For each statement, answer yes or no to whether the commit text supports it, and quote the words from the text that decide it. 1. The new --allow-torch-fallback option lets layers run in torch when TensorRT does not support them. 2. The --allow-gpu-fallback option applies only when targeting DLA. 3. The default precision for kernels is half.

TEXT SHOWN:
== == ==
Merge pull request #540 from NVIDIA/fallback_trtorchc

narendasan · web-flow · commit 7861ab386d5e · 2021-08-05T18:25:21.000-06:00
feat: Support fallback options in trtorchc
diff --git a/cpp/trtorchc/README.md b/cpp/trtorchc/README.md
@@ -36,15 +36,22 @@ trtorchc [input_file_path] [output_file_path]
       --allow-gpu-fallback              (Only used when targeting DLA
                                         (device-type)) Lets engine run layers on
                                         GPU if they are not supported on DLA
+
+      --allow-torch-fallback            Enable layers to run in torch
+                                        if they are not supported in TensorRT
+
       --disable-tf32                    Prevent Float32 layers from using the
                                         TF32 data format
       -p[precision...],
       --enabled-precison=[precision...] (Repeatable) Enabling an operating
                                         precision for kernels to use when
-                                        building the engine (Int8 requires a
-                                        calibration-cache argument) [ float |
+                                        building the engine [ float |
                                         float32 | f32 | half | float16 | f16 |
                                         int8 | i8 ] (default: float)
== == ==
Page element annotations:
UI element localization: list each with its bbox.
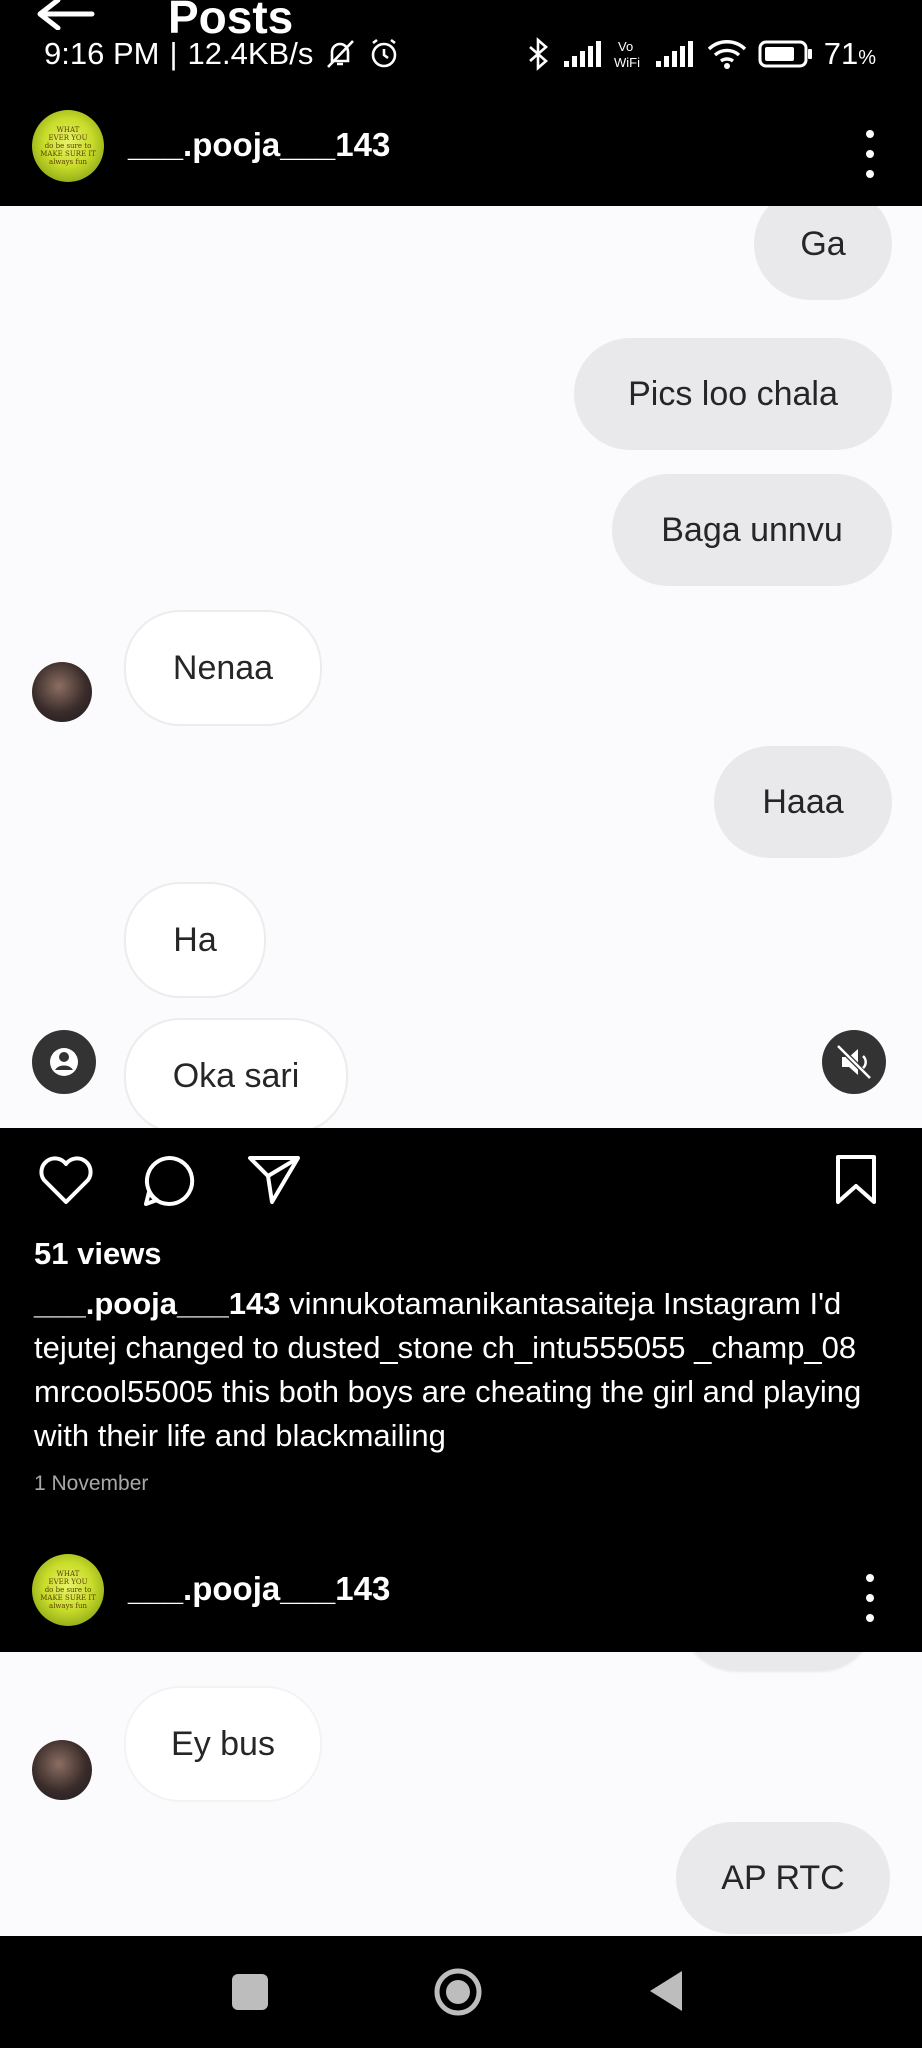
- profile-avatar[interactable]: WHAT EVER YOU do be sure to MAKE SURE IT…: [32, 1554, 104, 1626]
- more-options-icon[interactable]: [858, 1572, 882, 1624]
- battery-level: 71%: [823, 36, 876, 71]
- network-speed: 12.4KB/s: [187, 36, 314, 71]
- recents-icon[interactable]: [230, 1972, 270, 2012]
- status-right: Vo WiFi 71%: [524, 36, 876, 72]
- post-caption: ___.pooja___143 vinnukotamanikantasaitej…: [34, 1282, 894, 1458]
- post-date: 1 November: [34, 1472, 149, 1495]
- speaker-muted-icon: [836, 1044, 872, 1080]
- system-nav-bar: [0, 1936, 922, 2048]
- status-left: 9:16 PM | 12.4KB/s: [44, 36, 401, 72]
- battery-icon: [758, 40, 812, 68]
- post-header: WHAT EVER YOU do be sure to MAKE SURE IT…: [0, 110, 922, 206]
- signal-icon: [563, 41, 601, 67]
- home-icon[interactable]: [432, 1966, 484, 2018]
- chat-bubble: Haaa: [714, 746, 892, 858]
- chat-bubble: AP RTC: [676, 1822, 890, 1934]
- post-username[interactable]: ___.pooja___143: [128, 1570, 390, 1608]
- vowifi-icon: Vo WiFi: [614, 39, 640, 70]
- view-count[interactable]: 51 views: [34, 1236, 162, 1272]
- bluetooth-icon: [528, 37, 548, 71]
- chat-bubble: [680, 1652, 876, 1672]
- svg-text:Vo: Vo: [618, 39, 633, 54]
- more-options-icon[interactable]: [858, 128, 882, 180]
- chat-bubble: Oka sari: [124, 1018, 348, 1128]
- svg-text:WiFi: WiFi: [614, 55, 640, 70]
- wifi-icon: [707, 40, 746, 69]
- signal-2-icon: [655, 41, 693, 67]
- heart-icon[interactable]: [38, 1154, 94, 1206]
- chat-bubble: Ha: [124, 882, 266, 998]
- back-arrow-icon[interactable]: [36, 0, 96, 30]
- chat-bubble: Baga unnvu: [612, 474, 892, 586]
- caption-username[interactable]: ___.pooja___143: [34, 1286, 280, 1321]
- bell-muted-icon: [327, 40, 355, 68]
- comment-icon[interactable]: [142, 1154, 196, 1208]
- mute-button[interactable]: [822, 1030, 886, 1094]
- chat-avatar: [32, 662, 92, 722]
- status-time: 9:16 PM: [44, 36, 160, 71]
- chat-bubble: Nenaa: [124, 610, 322, 726]
- send-icon[interactable]: [246, 1154, 302, 1206]
- post-header: WHAT EVER YOU do be sure to MAKE SURE IT…: [0, 1542, 922, 1638]
- chat-bubble: Pics loo chala: [574, 338, 892, 450]
- post-media[interactable]: Ey bus AP RTC: [0, 1652, 922, 1936]
- profile-avatar[interactable]: WHAT EVER YOU do be sure to MAKE SURE IT…: [32, 110, 104, 182]
- status-bar: Posts 9:16 PM | 12.4KB/s Vo WiFi 71%: [0, 0, 922, 110]
- post-media[interactable]: Ga Pics loo chala Baga unnvu Nenaa Haaa …: [0, 206, 922, 1128]
- alarm-icon: [372, 38, 397, 68]
- tagged-users-button[interactable]: [32, 1030, 96, 1094]
- chat-avatar: [32, 1740, 92, 1800]
- chat-bubble: Ga: [754, 206, 892, 300]
- user-icon: [50, 1048, 78, 1076]
- post-actions: [0, 1128, 922, 1240]
- bookmark-icon[interactable]: [834, 1154, 878, 1206]
- back-icon[interactable]: [646, 1968, 686, 2014]
- chat-bubble: Ey bus: [124, 1686, 322, 1802]
- post-username[interactable]: ___.pooja___143: [128, 126, 390, 164]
== == ==
FINISHED TASK:
1. Yes: "Enable layers to run in torch"
2. Yes: "Only used when targeting DLA"
3. No: "(default: float)"